Task description: Without the pictures, reproduce the records that follow exactly.

Data section:
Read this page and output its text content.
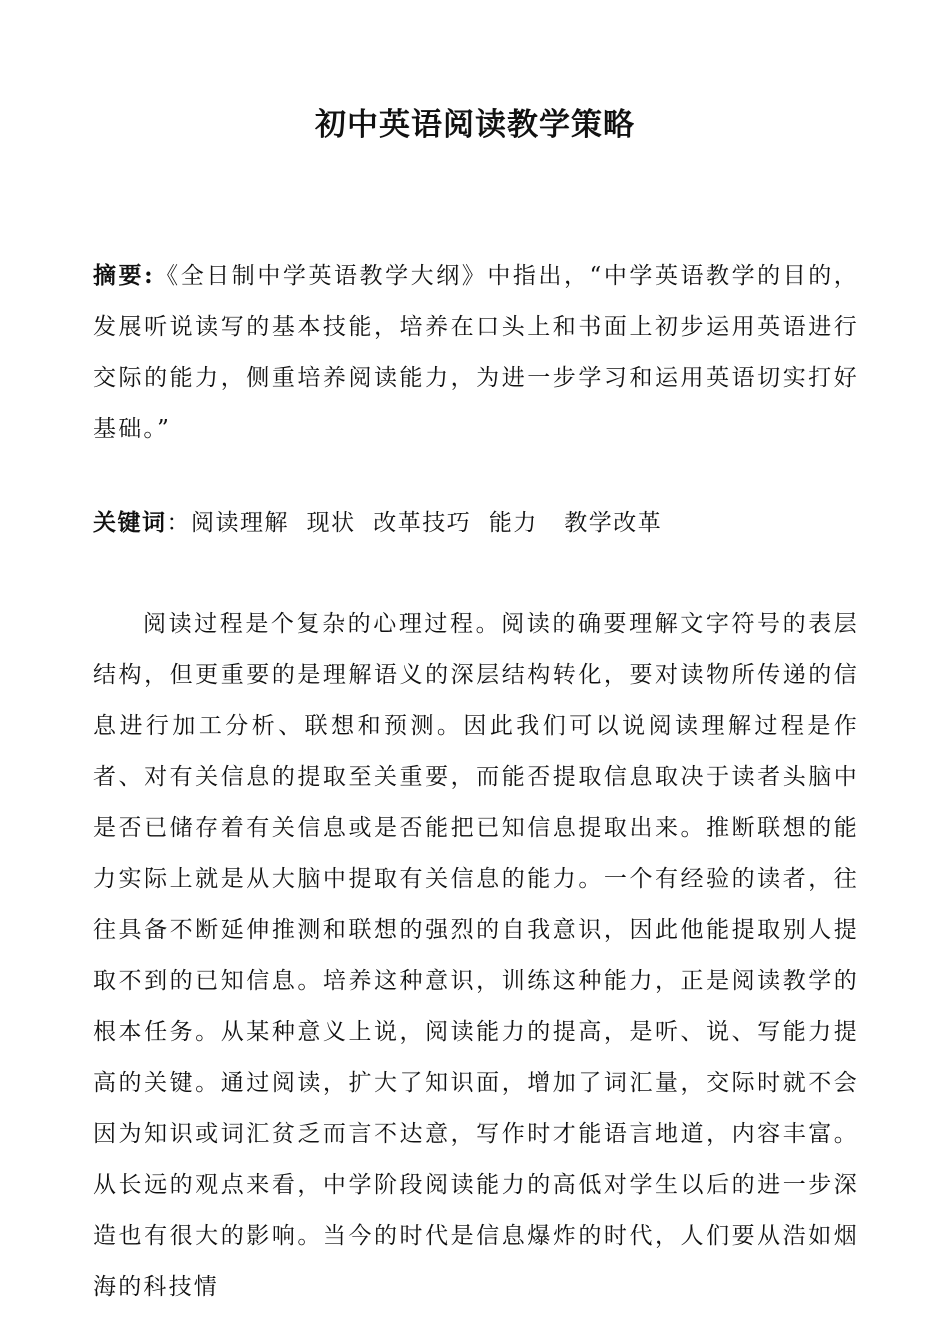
初中英语阅读教学策略

摘要:《全日制中学英语教学大纲》中指出，“中学英语教学的目的，发展听说读写的基本技能，培养在口头上和书面上初步运用英语进行交际的能力，侧重培养阅读能力，为进一步学习和运用英语切实打好基础。”

关键词：阅读理解  现状  改革技巧  能力   教学改革

阅读过程是个复杂的心理过程。阅读的确要理解文字符号的表层结构，但更重要的是理解语义的深层结构转化，要对读物所传递的信息进行加工分析、联想和预测。因此我们可以说阅读理解过程是作者、对有关信息的提取至关重要，而能否提取信息取决于读者头脑中是否已储存着有关信息或是否能把已知信息提取出来。推断联想的能力实际上就是从大脑中提取有关信息的能力。一个有经验的读者，往往具备不断延伸推测和联想的强烈的自我意识，因此他能提取别人提取不到的已知信息。培养这种意识，训练这种能力，正是阅读教学的根本任务。从某种意义上说，阅读能力的提高，是听、说、写能力提高的关键。通过阅读，扩大了知识面，增加了词汇量，交际时就不会因为知识或词汇贫乏而言不达意，写作时才能语言地道，内容丰富。从长远的观点来看，中学阶段阅读能力的高低对学生以后的进一步深造也有很大的影响。当今的时代是信息爆炸的时代，人们要从浩如烟海的科技情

Full solution:
Read this page and output its text content.
初中英语阅读教学策略

摘要:《全日制中学英语教学大纲》中指出，“中学英语教学的目的，发展听说读写的基本技能，培养在口头上和书面上初步运用英语进行交际的能力，侧重培养阅读能力，为进一步学习和运用英语切实打好基础。”

关键词：阅读理解  现状  改革技巧  能力   教学改革

阅读过程是个复杂的心理过程。阅读的确要理解文字符号的表层结构，但更重要的是理解语义的深层结构转化，要对读物所传递的信息进行加工分析、联想和预测。因此我们可以说阅读理解过程是作者、对有关信息的提取至关重要，而能否提取信息取决于读者头脑中是否已储存着有关信息或是否能把已知信息提取出来。推断联想的能力实际上就是从大脑中提取有关信息的能力。一个有经验的读者，往往具备不断延伸推测和联想的强烈的自我意识，因此他能提取别人提取不到的已知信息。培养这种意识，训练这种能力，正是阅读教学的根本任务。从某种意义上说，阅读能力的提高，是听、说、写能力提高的关键。通过阅读，扩大了知识面，增加了词汇量，交际时就不会因为知识或词汇贫乏而言不达意，写作时才能语言地道，内容丰富。从长远的观点来看，中学阶段阅读能力的高低对学生以后的进一步深造也有很大的影响。当今的时代是信息爆炸的时代，人们要从浩如烟海的科技情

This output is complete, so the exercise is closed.